▸ **Your goal**
Repeat the whole listing below, word for word.

##############################

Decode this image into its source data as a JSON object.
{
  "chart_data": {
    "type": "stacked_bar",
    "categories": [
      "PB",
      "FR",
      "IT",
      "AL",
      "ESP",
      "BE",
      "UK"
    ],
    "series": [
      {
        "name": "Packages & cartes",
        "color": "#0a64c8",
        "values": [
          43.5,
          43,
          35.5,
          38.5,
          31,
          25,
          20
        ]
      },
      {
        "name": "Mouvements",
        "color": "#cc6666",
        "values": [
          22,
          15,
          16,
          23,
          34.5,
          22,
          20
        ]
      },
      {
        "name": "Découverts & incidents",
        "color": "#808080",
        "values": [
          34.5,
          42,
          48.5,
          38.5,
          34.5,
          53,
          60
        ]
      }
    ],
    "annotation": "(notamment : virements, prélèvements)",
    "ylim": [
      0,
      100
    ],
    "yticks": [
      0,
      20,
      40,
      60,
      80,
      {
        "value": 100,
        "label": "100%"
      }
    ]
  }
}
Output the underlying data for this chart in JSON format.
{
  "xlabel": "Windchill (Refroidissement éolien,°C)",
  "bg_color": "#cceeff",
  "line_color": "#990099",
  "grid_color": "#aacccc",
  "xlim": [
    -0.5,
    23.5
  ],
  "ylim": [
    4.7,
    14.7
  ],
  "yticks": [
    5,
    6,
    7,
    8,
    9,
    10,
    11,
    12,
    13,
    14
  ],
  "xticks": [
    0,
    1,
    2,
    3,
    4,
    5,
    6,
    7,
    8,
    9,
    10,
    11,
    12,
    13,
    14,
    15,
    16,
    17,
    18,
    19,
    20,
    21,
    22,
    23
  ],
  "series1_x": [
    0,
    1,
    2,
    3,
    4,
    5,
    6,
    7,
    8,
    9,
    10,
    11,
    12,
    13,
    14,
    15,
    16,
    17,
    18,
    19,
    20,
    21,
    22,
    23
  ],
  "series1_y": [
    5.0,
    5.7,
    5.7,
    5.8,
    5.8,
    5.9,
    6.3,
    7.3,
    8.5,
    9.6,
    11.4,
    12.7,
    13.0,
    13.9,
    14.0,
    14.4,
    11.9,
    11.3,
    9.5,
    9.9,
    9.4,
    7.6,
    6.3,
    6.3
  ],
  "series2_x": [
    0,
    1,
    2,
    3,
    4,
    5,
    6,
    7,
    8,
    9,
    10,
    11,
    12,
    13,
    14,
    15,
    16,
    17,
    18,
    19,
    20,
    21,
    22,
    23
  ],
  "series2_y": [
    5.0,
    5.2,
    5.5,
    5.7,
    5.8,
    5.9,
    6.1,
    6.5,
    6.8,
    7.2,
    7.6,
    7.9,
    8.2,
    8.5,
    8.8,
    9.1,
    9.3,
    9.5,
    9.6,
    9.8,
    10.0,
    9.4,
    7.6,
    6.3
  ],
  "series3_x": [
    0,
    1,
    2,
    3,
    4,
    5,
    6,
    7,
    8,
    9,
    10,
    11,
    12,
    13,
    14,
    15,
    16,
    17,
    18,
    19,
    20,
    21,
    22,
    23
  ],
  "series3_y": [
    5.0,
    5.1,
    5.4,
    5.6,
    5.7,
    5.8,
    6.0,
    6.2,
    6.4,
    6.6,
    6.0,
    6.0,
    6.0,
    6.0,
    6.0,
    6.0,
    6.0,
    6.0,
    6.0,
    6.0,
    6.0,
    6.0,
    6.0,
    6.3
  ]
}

##############################

▸ **Solution below**
Decode this image into its source data as a JSON object.
{
  "chart_data": {
    "type": "stacked_bar",
    "categories": [
      "PB",
      "FR",
      "IT",
      "AL",
      "ESP",
      "BE",
      "UK"
    ],
    "series": [
      {
        "name": "Packages & cartes",
        "color": "#0a64c8",
        "values": [
          43.5,
          43,
          35.5,
          38.5,
          31,
          25,
          20
        ]
      },
      {
        "name": "Mouvements",
        "color": "#cc6666",
        "values": [
          22,
          15,
          16,
          23,
          34.5,
          22,
          20
        ]
      },
      {
        "name": "Découverts & incidents",
        "color": "#808080",
        "values": [
          34.5,
          42,
          48.5,
          38.5,
          34.5,
          53,
          60
        ]
      }
    ],
    "annotation": "(notamment : virements, prélèvements)",
    "ylim": [
      0,
      100
    ],
    "yticks": [
      0,
      20,
      40,
      60,
      80,
      {
        "value": 100,
        "label": "100%"
      }
    ]
  }
}
Output the underlying data for this chart in JSON format.
{
  "xlabel": "Windchill (Refroidissement éolien,°C)",
  "bg_color": "#cceeff",
  "line_color": "#990099",
  "grid_color": "#aacccc",
  "xlim": [
    -0.5,
    23.5
  ],
  "ylim": [
    4.7,
    14.7
  ],
  "yticks": [
    5,
    6,
    7,
    8,
    9,
    10,
    11,
    12,
    13,
    14
  ],
  "xticks": [
    0,
    1,
    2,
    3,
    4,
    5,
    6,
    7,
    8,
    9,
    10,
    11,
    12,
    13,
    14,
    15,
    16,
    17,
    18,
    19,
    20,
    21,
    22,
    23
  ],
  "series1_x": [
    0,
    1,
    2,
    3,
    4,
    5,
    6,
    7,
    8,
    9,
    10,
    11,
    12,
    13,
    14,
    15,
    16,
    17,
    18,
    19,
    20,
    21,
    22,
    23
  ],
  "series1_y": [
    5.0,
    5.7,
    5.7,
    5.8,
    5.8,
    5.9,
    6.3,
    7.3,
    8.5,
    9.6,
    11.4,
    12.7,
    13.0,
    13.9,
    14.0,
    14.4,
    11.9,
    11.3,
    9.5,
    9.9,
    9.4,
    7.6,
    6.3,
    6.3
  ],
  "series2_x": [
    0,
    1,
    2,
    3,
    4,
    5,
    6,
    7,
    8,
    9,
    10,
    11,
    12,
    13,
    14,
    15,
    16,
    17,
    18,
    19,
    20,
    21,
    22,
    23
  ],
  "series2_y": [
    5.0,
    5.2,
    5.5,
    5.7,
    5.8,
    5.9,
    6.1,
    6.5,
    6.8,
    7.2,
    7.6,
    7.9,
    8.2,
    8.5,
    8.8,
    9.1,
    9.3,
    9.5,
    9.6,
    9.8,
    10.0,
    9.4,
    7.6,
    6.3
  ],
  "series3_x": [
    0,
    1,
    2,
    3,
    4,
    5,
    6,
    7,
    8,
    9,
    10,
    11,
    12,
    13,
    14,
    15,
    16,
    17,
    18,
    19,
    20,
    21,
    22,
    23
  ],
  "series3_y": [
    5.0,
    5.1,
    5.4,
    5.6,
    5.7,
    5.8,
    6.0,
    6.2,
    6.4,
    6.6,
    6.0,
    6.0,
    6.0,
    6.0,
    6.0,
    6.0,
    6.0,
    6.0,
    6.0,
    6.0,
    6.0,
    6.0,
    6.0,
    6.3
  ]
}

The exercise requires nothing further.